Record list:

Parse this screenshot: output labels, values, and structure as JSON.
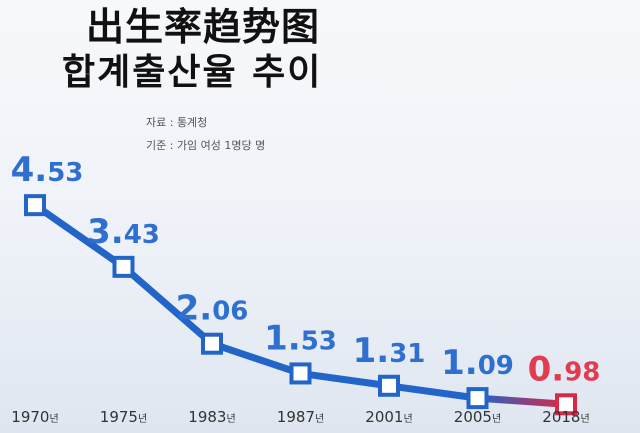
{
  "title_zh": "出生率趋势图",
  "title_ko": "합계출산율 추이",
  "source_label": "자료 : 통계청",
  "basis_label": "기준 : 가임 여성 1명당 명",
  "colors": {
    "line_blue": "#2264c8",
    "marker_fill": "#ffffff",
    "line_red": "#d82a46",
    "label_blue": "#2f6fcf",
    "label_red": "#e23b52",
    "axis": "#333333"
  },
  "chart_data": {
    "type": "line",
    "categories": [
      "1970",
      "1975",
      "1983",
      "1987",
      "2001",
      "2005",
      "2018"
    ],
    "tick_unit": "년",
    "values": [
      4.53,
      3.43,
      2.06,
      1.53,
      1.31,
      1.09,
      0.98
    ],
    "series": [
      {
        "values": [
          4.53,
          3.43,
          2.06,
          1.53,
          1.31,
          1.09,
          0.98
        ]
      }
    ],
    "ylim": [
      0.7,
      4.8
    ],
    "highlight_last": true
  }
}
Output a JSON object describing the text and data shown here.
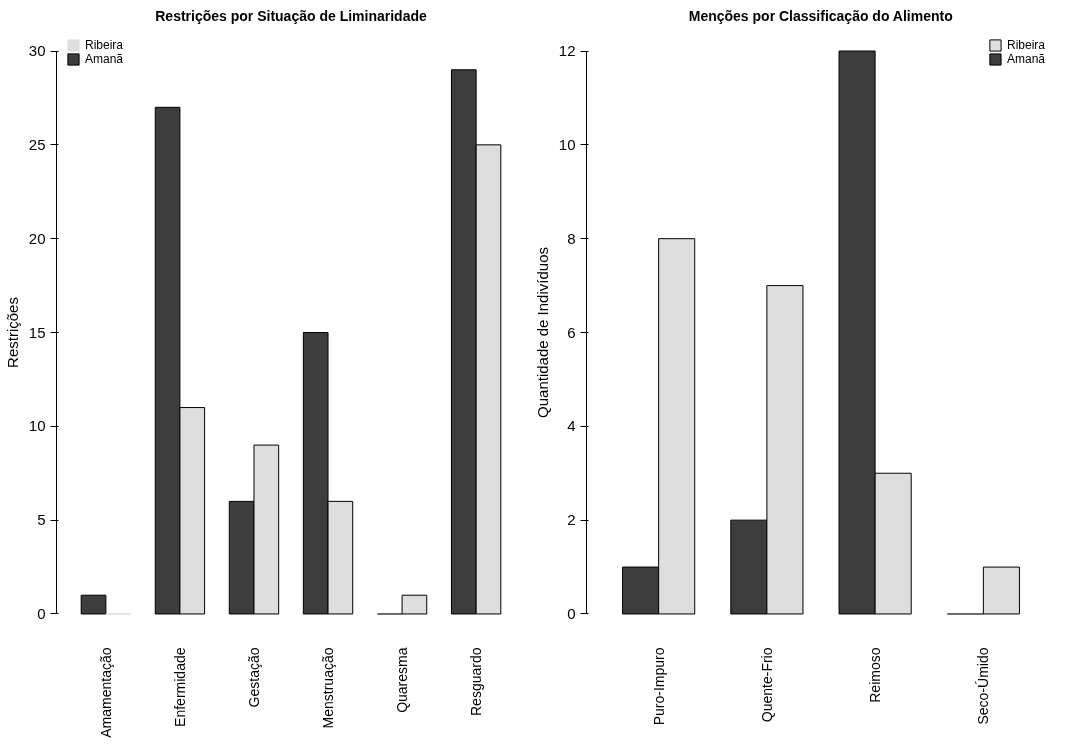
{
  "chart_data": [
    {
      "type": "bar",
      "title": "Restrições por Situação de Liminaridade",
      "ylabel": "Restrições",
      "categories": [
        "Amamentação",
        "Enfermidade",
        "Gestação",
        "Menstruação",
        "Quaresma",
        "Resguardo"
      ],
      "series": [
        {
          "name": "Amanã",
          "color": "#3d3d3d",
          "values": [
            1,
            27,
            6,
            15,
            0,
            29
          ]
        },
        {
          "name": "Ribeira",
          "color": "#dedede",
          "values": [
            0,
            11,
            9,
            6,
            1,
            25
          ]
        }
      ],
      "ylim": [
        0,
        30
      ],
      "yticks": [
        0,
        5,
        10,
        15,
        20,
        25,
        30
      ],
      "grid": false,
      "legend": "top left"
    },
    {
      "type": "bar",
      "title": "Menções por Classificação do Alimento",
      "ylabel": "Quantidade de Indivíduos",
      "categories": [
        "Puro-Impuro",
        "Quente-Frio",
        "Reimoso",
        "Seco-Úmido"
      ],
      "series": [
        {
          "name": "Amanã",
          "color": "#3d3d3d",
          "values": [
            1,
            2,
            12,
            0
          ]
        },
        {
          "name": "Ribeira",
          "color": "#dedede",
          "values": [
            8,
            7,
            3,
            1
          ]
        }
      ],
      "ylim": [
        0,
        12
      ],
      "yticks": [
        0,
        2,
        4,
        6,
        8,
        10,
        12
      ],
      "grid": false,
      "legend": "top right"
    }
  ]
}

Requirement: Without including any picture, repeat the data exactly.

Written solution:
Parse this screenshot: output labels, values, and structure as JSON.
{
  "title_zh": "出生率趋势图",
  "title_ko": "합계출산율 추이",
  "source_label": "자료 : 통계청",
  "basis_label": "기준 : 가임 여성 1명당 명",
  "colors": {
    "line_blue": "#2264c8",
    "marker_fill": "#ffffff",
    "line_red": "#d82a46",
    "label_blue": "#2f6fcf",
    "label_red": "#e23b52",
    "axis": "#333333"
  },
  "chart_data": {
    "type": "line",
    "categories": [
      "1970",
      "1975",
      "1983",
      "1987",
      "2001",
      "2005",
      "2018"
    ],
    "tick_unit": "년",
    "values": [
      4.53,
      3.43,
      2.06,
      1.53,
      1.31,
      1.09,
      0.98
    ],
    "series": [
      {
        "values": [
          4.53,
          3.43,
          2.06,
          1.53,
          1.31,
          1.09,
          0.98
        ]
      }
    ],
    "ylim": [
      0.7,
      4.8
    ],
    "highlight_last": true
  }
}
Output a JSON object describing the text and data shown here.
{
  "chart_data": [
    {
      "type": "bar",
      "title": "Restrições por Situação de Liminaridade",
      "ylabel": "Restrições",
      "categories": [
        "Amamentação",
        "Enfermidade",
        "Gestação",
        "Menstruação",
        "Quaresma",
        "Resguardo"
      ],
      "series": [
        {
          "name": "Amanã",
          "color": "#3d3d3d",
          "values": [
            1,
            27,
            6,
            15,
            0,
            29
          ]
        },
        {
          "name": "Ribeira",
          "color": "#dedede",
          "values": [
            0,
            11,
            9,
            6,
            1,
            25
          ]
        }
      ],
      "ylim": [
        0,
        30
      ],
      "yticks": [
        0,
        5,
        10,
        15,
        20,
        25,
        30
      ],
      "grid": false,
      "legend": "top left"
    },
    {
      "type": "bar",
      "title": "Menções por Classificação do Alimento",
      "ylabel": "Quantidade de Indivíduos",
      "categories": [
        "Puro-Impuro",
        "Quente-Frio",
        "Reimoso",
        "Seco-Úmido"
      ],
      "series": [
        {
          "name": "Amanã",
          "color": "#3d3d3d",
          "values": [
            1,
            2,
            12,
            0
          ]
        },
        {
          "name": "Ribeira",
          "color": "#dedede",
          "values": [
            8,
            7,
            3,
            1
          ]
        }
      ],
      "ylim": [
        0,
        12
      ],
      "yticks": [
        0,
        2,
        4,
        6,
        8,
        10,
        12
      ],
      "grid": false,
      "legend": "top right"
    }
  ]
}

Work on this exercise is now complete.